#### [PROBLEM STATEMENT]
Pull every line that holds the word "JSON" from the entries.

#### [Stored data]
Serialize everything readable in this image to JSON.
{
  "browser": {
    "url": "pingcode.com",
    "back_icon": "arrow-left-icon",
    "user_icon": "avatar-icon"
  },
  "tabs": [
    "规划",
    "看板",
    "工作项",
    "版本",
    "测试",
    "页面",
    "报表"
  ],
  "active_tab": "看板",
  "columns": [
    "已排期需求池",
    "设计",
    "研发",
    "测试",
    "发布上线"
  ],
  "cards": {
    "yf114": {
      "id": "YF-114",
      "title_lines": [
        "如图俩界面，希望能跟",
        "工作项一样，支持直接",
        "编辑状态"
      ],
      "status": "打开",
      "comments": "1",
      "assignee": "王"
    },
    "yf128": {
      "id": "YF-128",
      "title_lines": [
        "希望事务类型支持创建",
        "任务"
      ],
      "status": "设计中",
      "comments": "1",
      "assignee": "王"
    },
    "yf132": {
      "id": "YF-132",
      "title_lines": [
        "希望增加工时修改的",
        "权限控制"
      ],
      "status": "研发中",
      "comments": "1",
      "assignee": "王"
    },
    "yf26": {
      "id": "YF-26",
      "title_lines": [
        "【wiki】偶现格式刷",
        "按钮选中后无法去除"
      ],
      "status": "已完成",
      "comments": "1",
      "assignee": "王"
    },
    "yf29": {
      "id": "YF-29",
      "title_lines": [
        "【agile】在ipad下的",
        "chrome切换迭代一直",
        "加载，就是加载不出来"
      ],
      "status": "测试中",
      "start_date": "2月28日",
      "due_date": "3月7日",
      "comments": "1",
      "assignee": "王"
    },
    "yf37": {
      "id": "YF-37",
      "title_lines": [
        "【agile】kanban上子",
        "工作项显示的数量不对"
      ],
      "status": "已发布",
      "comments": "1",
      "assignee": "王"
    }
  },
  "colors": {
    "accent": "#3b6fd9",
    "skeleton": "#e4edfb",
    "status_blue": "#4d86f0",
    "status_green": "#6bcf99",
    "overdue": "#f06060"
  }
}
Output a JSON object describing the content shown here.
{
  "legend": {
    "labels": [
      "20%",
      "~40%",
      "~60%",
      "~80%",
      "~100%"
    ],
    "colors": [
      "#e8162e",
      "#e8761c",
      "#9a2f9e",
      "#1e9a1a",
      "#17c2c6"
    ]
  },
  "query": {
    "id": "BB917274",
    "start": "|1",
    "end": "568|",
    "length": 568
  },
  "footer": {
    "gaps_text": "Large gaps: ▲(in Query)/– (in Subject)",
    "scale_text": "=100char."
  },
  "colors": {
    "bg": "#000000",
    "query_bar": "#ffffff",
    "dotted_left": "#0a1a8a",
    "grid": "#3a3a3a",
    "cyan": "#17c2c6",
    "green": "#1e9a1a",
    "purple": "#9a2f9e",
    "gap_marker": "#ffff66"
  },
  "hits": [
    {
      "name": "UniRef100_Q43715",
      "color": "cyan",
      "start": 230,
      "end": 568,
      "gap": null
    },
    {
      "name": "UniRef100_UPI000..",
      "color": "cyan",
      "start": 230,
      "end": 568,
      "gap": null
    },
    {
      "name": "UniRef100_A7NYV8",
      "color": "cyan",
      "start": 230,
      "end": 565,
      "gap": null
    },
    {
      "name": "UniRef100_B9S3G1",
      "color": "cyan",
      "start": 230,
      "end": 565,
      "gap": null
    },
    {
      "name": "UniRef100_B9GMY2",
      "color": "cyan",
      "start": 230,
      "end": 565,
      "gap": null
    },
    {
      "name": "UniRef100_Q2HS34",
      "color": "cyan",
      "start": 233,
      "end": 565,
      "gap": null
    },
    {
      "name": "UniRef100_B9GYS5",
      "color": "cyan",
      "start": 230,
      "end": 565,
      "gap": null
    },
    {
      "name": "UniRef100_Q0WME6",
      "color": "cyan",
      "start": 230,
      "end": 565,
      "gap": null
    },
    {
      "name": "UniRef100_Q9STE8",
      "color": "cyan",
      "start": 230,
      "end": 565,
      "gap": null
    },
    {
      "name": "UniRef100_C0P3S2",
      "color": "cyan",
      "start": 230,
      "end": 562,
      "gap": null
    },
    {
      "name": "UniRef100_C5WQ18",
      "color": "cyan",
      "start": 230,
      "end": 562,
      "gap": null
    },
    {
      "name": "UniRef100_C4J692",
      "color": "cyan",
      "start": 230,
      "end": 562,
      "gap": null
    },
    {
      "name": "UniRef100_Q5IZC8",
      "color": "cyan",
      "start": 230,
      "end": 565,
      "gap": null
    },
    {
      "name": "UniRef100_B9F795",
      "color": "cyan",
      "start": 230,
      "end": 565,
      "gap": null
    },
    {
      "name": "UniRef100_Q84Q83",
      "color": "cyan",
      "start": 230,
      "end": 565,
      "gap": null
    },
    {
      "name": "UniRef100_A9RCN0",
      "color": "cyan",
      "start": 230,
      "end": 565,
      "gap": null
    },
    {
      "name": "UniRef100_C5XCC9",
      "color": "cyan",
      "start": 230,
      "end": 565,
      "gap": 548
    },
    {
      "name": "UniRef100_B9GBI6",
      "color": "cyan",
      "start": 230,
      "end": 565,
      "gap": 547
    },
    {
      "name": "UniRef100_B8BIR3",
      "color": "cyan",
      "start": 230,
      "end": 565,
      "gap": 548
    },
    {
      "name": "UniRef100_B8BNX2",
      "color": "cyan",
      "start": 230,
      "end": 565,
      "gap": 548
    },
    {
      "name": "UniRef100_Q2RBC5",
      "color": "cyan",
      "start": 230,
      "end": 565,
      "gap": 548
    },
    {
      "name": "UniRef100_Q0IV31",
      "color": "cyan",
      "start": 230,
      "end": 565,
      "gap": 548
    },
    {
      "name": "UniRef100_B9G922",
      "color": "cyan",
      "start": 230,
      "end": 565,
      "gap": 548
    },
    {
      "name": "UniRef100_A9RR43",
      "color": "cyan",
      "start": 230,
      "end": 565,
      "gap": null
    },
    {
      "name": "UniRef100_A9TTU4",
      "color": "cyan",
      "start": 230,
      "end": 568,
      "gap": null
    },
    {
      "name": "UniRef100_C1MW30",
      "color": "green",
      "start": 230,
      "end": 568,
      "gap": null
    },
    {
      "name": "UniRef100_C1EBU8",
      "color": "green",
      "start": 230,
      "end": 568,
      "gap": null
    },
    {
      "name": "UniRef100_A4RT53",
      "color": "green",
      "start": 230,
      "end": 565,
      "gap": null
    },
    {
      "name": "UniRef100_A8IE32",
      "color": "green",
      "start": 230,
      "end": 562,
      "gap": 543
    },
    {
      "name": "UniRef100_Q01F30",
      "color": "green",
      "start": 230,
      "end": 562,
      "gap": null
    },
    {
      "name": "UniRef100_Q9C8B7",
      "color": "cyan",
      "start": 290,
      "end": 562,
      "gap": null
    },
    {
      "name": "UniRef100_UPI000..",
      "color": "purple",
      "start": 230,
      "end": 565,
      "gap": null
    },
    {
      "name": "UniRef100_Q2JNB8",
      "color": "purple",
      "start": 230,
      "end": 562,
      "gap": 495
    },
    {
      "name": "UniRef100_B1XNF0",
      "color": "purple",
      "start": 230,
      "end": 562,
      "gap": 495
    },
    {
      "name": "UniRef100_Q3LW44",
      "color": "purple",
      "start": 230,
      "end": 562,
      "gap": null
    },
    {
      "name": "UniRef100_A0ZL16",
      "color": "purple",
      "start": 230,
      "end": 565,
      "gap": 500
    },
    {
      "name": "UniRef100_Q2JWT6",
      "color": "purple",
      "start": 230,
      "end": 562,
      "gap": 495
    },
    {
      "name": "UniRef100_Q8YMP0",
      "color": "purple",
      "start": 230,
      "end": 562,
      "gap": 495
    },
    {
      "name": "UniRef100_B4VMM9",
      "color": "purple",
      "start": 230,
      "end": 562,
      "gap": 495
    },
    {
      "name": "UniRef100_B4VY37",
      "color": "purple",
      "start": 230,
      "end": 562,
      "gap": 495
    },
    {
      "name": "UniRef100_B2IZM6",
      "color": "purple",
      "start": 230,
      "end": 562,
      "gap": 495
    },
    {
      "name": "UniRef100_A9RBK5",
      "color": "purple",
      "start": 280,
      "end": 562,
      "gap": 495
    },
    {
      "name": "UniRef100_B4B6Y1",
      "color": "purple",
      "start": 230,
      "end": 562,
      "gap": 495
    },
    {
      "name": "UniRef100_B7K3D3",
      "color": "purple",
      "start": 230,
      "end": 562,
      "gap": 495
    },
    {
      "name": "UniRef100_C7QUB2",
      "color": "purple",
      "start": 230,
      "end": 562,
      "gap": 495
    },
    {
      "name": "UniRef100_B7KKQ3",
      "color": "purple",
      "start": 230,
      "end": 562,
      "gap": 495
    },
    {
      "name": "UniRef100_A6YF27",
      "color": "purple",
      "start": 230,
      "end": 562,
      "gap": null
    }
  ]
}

#### [SOLUTION]
Serialize everything readable in this image to JSON.
Output a JSON object describing the content shown here.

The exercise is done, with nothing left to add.